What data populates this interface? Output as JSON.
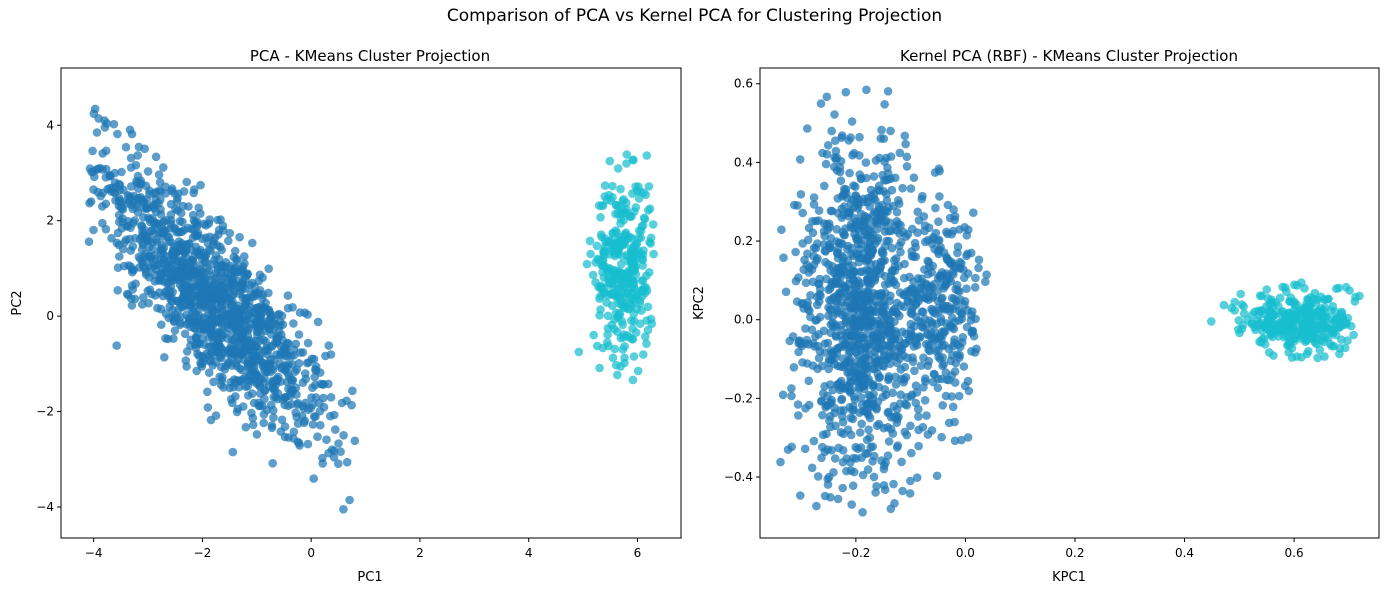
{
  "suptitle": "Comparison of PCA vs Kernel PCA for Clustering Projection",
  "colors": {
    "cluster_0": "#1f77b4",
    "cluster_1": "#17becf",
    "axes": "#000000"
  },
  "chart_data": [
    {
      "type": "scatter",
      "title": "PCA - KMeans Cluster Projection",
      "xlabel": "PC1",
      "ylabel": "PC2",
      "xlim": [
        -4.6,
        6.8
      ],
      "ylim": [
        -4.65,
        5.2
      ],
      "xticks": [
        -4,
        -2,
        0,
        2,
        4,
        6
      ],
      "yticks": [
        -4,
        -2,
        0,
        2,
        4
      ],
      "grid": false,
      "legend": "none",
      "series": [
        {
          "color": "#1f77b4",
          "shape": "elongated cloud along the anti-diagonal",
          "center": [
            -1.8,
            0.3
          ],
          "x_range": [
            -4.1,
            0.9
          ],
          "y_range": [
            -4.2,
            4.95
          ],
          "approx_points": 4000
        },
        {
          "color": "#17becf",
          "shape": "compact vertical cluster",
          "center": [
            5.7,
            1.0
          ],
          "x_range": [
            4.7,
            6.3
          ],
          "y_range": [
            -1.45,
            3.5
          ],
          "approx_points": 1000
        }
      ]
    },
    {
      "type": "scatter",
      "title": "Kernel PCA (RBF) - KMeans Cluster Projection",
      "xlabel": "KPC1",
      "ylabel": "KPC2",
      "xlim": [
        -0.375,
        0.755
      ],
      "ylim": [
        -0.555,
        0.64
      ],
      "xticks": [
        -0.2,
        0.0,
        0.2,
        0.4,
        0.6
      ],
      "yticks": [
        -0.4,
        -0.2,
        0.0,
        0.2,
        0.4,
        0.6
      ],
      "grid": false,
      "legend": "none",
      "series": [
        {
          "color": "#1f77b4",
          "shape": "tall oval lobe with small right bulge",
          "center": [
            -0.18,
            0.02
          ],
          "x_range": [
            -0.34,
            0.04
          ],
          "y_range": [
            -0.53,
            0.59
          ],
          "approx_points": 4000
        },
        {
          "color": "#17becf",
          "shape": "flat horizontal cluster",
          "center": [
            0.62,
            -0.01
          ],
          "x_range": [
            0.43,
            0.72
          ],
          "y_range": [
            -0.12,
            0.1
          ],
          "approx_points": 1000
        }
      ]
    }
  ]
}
---
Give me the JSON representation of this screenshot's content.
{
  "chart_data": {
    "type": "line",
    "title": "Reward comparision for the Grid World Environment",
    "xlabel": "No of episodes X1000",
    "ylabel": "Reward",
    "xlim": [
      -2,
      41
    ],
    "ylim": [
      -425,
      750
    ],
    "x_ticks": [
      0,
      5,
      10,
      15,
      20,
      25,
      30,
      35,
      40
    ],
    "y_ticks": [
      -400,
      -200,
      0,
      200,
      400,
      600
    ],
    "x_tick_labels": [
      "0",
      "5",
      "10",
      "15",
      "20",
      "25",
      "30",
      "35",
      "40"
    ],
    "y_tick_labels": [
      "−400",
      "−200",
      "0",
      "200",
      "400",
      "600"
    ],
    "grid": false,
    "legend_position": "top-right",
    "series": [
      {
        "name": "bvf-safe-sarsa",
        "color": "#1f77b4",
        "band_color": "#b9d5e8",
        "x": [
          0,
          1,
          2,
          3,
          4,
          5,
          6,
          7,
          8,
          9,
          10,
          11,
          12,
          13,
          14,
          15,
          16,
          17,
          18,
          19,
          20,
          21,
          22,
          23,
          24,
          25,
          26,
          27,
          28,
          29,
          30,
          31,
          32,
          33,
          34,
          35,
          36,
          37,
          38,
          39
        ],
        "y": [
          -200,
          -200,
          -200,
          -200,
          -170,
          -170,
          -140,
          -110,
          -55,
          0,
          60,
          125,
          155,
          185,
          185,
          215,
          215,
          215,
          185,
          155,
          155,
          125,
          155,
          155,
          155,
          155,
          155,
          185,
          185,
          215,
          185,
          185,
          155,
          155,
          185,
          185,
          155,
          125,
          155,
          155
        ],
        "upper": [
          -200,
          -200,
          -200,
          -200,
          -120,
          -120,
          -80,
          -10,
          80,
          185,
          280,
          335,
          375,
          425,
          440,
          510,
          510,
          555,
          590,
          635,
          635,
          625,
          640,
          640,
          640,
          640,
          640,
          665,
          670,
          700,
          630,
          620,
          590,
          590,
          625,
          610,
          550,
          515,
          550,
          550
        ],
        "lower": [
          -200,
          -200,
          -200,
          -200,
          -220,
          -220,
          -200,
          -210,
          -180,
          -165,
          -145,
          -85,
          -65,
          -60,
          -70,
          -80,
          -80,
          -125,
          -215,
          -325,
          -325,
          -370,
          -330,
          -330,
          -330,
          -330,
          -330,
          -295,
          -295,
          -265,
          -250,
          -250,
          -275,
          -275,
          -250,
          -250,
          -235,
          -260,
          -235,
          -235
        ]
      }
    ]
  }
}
==
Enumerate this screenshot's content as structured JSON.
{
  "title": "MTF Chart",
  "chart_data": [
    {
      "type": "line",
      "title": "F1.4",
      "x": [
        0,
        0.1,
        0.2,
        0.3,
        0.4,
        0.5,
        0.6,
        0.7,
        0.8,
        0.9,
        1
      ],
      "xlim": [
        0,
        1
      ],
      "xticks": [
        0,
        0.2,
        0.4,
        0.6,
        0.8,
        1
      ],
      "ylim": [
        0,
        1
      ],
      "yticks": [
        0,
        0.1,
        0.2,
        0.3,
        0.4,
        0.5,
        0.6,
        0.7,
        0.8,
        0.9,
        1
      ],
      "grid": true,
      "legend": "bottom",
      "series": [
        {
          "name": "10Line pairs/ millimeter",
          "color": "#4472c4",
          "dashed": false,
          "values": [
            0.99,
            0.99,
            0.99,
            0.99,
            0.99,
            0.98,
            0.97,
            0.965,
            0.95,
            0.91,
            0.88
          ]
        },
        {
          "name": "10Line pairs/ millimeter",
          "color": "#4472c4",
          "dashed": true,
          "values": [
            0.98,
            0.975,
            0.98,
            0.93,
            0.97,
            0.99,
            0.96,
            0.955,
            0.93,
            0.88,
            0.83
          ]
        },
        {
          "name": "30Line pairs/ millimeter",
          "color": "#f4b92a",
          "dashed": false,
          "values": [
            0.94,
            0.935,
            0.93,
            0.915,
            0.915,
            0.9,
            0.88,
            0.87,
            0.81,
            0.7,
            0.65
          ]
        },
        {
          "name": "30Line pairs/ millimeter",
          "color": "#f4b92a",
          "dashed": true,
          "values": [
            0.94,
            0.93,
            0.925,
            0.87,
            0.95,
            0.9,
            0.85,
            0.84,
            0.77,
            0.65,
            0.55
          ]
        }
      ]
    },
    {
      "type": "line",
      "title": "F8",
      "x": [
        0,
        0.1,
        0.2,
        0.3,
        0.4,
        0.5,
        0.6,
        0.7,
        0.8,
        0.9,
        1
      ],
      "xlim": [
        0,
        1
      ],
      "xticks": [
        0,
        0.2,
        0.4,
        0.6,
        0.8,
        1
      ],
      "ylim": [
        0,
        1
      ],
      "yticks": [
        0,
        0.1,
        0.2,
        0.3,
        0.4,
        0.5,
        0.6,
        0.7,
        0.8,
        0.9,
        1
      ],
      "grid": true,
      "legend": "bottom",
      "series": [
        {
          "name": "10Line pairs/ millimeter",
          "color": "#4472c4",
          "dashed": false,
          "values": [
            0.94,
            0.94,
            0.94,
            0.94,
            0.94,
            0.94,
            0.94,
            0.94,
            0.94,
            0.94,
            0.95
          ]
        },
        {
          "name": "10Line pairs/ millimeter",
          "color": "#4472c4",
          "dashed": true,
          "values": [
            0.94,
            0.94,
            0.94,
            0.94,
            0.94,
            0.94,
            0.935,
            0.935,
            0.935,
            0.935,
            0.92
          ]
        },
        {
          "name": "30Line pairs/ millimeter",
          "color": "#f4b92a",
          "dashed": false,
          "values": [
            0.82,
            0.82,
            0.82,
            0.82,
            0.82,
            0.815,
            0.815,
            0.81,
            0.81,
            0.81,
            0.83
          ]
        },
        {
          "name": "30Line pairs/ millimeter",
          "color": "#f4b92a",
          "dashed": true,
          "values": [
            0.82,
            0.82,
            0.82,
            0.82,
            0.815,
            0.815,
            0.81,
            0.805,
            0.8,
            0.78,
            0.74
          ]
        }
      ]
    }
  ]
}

EXERCISE DIRECTIONS -
List the lines of the material in which the word "Kernel" occurs.

REPLY -
  "suptitle": "Comparison of PCA vs Kernel PCA for Clustering Projection",
      "title": "Kernel PCA (RBF) - KMeans Cluster Projection",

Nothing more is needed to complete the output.